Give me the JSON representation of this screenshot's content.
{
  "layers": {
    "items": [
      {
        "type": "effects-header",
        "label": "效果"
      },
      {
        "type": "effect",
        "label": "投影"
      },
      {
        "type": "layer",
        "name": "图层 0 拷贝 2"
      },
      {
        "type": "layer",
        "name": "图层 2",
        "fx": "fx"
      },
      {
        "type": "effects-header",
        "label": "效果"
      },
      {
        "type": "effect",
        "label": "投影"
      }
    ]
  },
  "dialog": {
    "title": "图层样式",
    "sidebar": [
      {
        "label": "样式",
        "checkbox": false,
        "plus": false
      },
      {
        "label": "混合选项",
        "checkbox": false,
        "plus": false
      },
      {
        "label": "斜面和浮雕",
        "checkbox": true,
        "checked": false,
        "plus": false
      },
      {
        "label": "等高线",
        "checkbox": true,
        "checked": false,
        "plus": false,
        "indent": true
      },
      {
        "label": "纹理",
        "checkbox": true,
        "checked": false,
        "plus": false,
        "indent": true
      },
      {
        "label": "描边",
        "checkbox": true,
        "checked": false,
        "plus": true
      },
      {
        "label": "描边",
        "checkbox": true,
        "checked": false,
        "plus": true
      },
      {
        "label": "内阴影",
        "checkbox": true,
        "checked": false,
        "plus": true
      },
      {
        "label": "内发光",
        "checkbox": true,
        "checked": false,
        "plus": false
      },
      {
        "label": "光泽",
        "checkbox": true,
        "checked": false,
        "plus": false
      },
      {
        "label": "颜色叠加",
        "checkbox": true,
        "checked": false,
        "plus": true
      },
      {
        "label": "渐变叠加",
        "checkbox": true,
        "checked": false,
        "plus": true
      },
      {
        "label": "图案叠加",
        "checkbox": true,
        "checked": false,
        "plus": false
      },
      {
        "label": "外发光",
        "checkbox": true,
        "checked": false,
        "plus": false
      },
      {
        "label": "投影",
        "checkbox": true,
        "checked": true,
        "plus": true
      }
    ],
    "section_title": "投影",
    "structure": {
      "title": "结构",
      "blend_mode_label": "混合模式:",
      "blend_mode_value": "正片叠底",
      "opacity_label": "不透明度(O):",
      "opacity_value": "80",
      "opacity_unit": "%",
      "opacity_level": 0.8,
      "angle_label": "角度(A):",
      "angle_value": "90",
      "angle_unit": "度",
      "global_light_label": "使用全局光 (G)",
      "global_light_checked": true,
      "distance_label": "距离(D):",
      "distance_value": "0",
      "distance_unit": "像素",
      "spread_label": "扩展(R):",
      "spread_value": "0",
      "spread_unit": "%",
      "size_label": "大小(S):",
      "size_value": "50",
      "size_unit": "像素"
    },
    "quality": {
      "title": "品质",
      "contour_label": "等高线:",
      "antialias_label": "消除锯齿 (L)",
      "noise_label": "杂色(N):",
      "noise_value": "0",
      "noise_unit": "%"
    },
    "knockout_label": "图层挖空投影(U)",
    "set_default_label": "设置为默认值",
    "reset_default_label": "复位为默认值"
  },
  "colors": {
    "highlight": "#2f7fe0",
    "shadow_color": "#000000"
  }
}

| To be done |
Above are the records; retype every one exactly.

| Solved exercise |
Give me the JSON representation of this screenshot's content.
{
  "layers": {
    "items": [
      {
        "type": "effects-header",
        "label": "效果"
      },
      {
        "type": "effect",
        "label": "投影"
      },
      {
        "type": "layer",
        "name": "图层 0 拷贝 2"
      },
      {
        "type": "layer",
        "name": "图层 2",
        "fx": "fx"
      },
      {
        "type": "effects-header",
        "label": "效果"
      },
      {
        "type": "effect",
        "label": "投影"
      }
    ]
  },
  "dialog": {
    "title": "图层样式",
    "sidebar": [
      {
        "label": "样式",
        "checkbox": false,
        "plus": false
      },
      {
        "label": "混合选项",
        "checkbox": false,
        "plus": false
      },
      {
        "label": "斜面和浮雕",
        "checkbox": true,
        "checked": false,
        "plus": false
      },
      {
        "label": "等高线",
        "checkbox": true,
        "checked": false,
        "plus": false,
        "indent": true
      },
      {
        "label": "纹理",
        "checkbox": true,
        "checked": false,
        "plus": false,
        "indent": true
      },
      {
        "label": "描边",
        "checkbox": true,
        "checked": false,
        "plus": true
      },
      {
        "label": "描边",
        "checkbox": true,
        "checked": false,
        "plus": true
      },
      {
        "label": "内阴影",
        "checkbox": true,
        "checked": false,
        "plus": true
      },
      {
        "label": "内发光",
        "checkbox": true,
        "checked": false,
        "plus": false
      },
      {
        "label": "光泽",
        "checkbox": true,
        "checked": false,
        "plus": false
      },
      {
        "label": "颜色叠加",
        "checkbox": true,
        "checked": false,
        "plus": true
      },
      {
        "label": "渐变叠加",
        "checkbox": true,
        "checked": false,
        "plus": true
      },
      {
        "label": "图案叠加",
        "checkbox": true,
        "checked": false,
        "plus": false
      },
      {
        "label": "外发光",
        "checkbox": true,
        "checked": false,
        "plus": false
      },
      {
        "label": "投影",
        "checkbox": true,
        "checked": true,
        "plus": true
      }
    ],
    "section_title": "投影",
    "structure": {
      "title": "结构",
      "blend_mode_label": "混合模式:",
      "blend_mode_value": "正片叠底",
      "opacity_label": "不透明度(O):",
      "opacity_value": "80",
      "opacity_unit": "%",
      "opacity_level": 0.8,
      "angle_label": "角度(A):",
      "angle_value": "90",
      "angle_unit": "度",
      "global_light_label": "使用全局光 (G)",
      "global_light_checked": true,
      "distance_label": "距离(D):",
      "distance_value": "0",
      "distance_unit": "像素",
      "spread_label": "扩展(R):",
      "spread_value": "0",
      "spread_unit": "%",
      "size_label": "大小(S):",
      "size_value": "50",
      "size_unit": "像素"
    },
    "quality": {
      "title": "品质",
      "contour_label": "等高线:",
      "antialias_label": "消除锯齿 (L)",
      "noise_label": "杂色(N):",
      "noise_value": "0",
      "noise_unit": "%"
    },
    "knockout_label": "图层挖空投影(U)",
    "set_default_label": "设置为默认值",
    "reset_default_label": "复位为默认值"
  },
  "colors": {
    "highlight": "#2f7fe0",
    "shadow_color": "#000000"
  }
}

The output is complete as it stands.